**THE EXERCISE**
Change "data-line" to "plot-line" in the records from their start through the line containing "y-tick-label: 100 bbox=[168, 158, 234, 207]", and give back only those lines with everything else unchanged.
>> START GIVEN ENTRIES
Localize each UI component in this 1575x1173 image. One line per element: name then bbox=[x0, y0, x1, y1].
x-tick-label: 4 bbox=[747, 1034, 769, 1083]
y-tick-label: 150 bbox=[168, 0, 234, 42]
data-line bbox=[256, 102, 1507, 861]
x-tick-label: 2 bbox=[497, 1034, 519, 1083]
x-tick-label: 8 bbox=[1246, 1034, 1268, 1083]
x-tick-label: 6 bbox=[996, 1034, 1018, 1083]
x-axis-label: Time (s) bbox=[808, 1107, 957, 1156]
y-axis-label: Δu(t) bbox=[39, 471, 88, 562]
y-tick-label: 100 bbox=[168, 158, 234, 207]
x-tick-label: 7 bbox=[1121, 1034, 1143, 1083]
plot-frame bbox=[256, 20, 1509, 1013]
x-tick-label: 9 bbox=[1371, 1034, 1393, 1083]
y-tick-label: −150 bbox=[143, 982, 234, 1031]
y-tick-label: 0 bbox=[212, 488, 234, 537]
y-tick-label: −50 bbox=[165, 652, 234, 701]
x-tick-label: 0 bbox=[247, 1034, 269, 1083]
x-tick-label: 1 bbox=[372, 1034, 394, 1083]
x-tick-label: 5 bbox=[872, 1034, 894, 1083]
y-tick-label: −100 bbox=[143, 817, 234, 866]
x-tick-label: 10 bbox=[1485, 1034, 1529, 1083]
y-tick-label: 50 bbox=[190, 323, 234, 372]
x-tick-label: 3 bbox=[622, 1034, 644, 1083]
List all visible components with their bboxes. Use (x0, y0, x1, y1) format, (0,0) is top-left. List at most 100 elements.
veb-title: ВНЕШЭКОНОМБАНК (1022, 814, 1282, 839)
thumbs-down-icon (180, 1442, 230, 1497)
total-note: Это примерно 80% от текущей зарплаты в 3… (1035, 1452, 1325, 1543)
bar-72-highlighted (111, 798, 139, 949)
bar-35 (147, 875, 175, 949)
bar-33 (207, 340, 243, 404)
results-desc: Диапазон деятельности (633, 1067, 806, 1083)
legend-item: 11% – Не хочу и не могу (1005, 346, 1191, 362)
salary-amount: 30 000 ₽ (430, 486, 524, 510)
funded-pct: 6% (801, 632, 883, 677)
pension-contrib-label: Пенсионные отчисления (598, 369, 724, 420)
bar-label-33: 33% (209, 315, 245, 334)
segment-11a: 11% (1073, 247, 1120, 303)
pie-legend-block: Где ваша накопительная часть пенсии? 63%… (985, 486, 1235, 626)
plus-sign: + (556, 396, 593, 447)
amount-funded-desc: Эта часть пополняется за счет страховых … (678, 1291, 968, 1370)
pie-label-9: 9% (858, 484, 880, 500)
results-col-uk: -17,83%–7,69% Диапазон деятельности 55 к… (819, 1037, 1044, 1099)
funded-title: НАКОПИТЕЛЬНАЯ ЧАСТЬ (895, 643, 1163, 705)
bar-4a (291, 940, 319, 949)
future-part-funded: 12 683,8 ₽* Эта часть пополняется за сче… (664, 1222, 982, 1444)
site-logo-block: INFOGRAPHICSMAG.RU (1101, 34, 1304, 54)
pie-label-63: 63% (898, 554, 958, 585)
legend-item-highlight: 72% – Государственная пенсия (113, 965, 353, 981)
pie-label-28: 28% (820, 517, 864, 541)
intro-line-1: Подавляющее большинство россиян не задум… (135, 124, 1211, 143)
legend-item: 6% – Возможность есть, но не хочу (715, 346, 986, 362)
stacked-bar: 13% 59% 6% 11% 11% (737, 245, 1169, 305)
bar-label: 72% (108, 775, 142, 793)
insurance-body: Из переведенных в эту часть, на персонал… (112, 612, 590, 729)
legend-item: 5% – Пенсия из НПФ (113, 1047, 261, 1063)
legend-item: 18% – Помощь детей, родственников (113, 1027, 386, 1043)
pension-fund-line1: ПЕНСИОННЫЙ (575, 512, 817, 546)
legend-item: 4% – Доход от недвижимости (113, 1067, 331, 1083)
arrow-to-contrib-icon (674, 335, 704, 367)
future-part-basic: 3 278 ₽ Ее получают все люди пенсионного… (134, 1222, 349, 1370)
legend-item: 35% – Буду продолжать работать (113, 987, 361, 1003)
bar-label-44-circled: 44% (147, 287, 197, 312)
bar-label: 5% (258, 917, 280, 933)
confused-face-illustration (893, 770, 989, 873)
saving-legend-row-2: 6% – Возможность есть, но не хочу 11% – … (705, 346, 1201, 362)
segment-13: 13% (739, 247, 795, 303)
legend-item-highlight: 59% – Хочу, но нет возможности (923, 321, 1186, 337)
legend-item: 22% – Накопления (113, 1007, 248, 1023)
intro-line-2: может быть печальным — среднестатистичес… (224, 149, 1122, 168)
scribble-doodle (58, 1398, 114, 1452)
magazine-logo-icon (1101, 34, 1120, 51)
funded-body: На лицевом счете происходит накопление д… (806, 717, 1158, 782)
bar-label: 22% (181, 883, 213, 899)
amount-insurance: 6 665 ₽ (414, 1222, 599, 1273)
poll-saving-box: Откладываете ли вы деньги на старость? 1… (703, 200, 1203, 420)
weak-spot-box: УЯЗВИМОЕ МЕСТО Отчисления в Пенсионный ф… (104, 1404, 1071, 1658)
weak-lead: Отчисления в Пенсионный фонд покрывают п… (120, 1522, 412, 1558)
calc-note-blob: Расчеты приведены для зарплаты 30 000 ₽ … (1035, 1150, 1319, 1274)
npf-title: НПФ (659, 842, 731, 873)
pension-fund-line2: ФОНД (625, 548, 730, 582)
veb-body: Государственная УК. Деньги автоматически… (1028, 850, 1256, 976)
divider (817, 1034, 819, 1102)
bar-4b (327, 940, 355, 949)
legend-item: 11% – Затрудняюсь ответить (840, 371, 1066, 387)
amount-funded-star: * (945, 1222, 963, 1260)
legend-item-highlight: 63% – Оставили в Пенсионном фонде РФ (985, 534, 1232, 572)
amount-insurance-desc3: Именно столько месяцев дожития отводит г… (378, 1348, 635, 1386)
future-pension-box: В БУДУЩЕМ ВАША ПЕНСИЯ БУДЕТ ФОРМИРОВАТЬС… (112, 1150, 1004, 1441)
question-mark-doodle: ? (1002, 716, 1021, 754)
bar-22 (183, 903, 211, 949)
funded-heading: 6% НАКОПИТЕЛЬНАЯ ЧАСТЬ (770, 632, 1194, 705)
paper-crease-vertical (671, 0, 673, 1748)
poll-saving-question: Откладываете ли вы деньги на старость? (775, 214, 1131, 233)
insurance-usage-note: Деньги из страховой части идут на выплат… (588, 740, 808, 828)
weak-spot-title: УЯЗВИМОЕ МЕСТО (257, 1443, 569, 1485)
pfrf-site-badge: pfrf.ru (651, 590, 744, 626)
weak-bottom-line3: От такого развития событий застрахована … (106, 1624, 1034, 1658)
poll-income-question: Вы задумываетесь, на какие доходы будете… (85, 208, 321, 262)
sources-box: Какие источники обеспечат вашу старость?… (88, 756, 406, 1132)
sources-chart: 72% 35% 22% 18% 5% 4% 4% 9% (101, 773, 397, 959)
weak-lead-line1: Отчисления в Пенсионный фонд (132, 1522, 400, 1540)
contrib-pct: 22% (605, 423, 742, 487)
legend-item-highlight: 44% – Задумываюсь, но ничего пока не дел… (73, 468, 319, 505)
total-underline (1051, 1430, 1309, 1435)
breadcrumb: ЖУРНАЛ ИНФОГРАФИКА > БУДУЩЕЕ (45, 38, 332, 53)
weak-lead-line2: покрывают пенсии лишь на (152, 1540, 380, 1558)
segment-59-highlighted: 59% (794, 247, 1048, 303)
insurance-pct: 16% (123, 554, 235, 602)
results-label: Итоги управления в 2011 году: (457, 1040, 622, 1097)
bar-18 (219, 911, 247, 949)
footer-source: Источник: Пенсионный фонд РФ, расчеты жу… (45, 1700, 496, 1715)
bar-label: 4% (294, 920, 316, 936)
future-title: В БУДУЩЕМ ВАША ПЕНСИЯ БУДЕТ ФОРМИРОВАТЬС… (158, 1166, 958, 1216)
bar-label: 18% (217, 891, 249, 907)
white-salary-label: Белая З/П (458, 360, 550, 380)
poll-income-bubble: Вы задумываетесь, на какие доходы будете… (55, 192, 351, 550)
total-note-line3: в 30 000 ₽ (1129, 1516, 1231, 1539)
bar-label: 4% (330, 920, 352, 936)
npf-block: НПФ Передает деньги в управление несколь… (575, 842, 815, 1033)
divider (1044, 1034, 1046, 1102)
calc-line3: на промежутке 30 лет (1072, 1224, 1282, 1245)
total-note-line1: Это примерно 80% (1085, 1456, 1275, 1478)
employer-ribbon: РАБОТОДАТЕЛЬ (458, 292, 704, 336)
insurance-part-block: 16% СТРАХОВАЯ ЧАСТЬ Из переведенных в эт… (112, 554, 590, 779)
>> END GIVEN ENTRIES
**COMPLETED EXERCISE**
Localize each UI component in this 1575x1173 image. One line per element: name then bbox=[x0, y0, x1, y1].
x-tick-label: 4 bbox=[747, 1034, 769, 1083]
y-tick-label: 150 bbox=[168, 0, 234, 42]
plot-line bbox=[256, 102, 1507, 861]
x-tick-label: 2 bbox=[497, 1034, 519, 1083]
x-tick-label: 8 bbox=[1246, 1034, 1268, 1083]
x-tick-label: 6 bbox=[996, 1034, 1018, 1083]
x-axis-label: Time (s) bbox=[808, 1107, 957, 1156]
y-axis-label: Δu(t) bbox=[39, 471, 88, 562]
y-tick-label: 100 bbox=[168, 158, 234, 207]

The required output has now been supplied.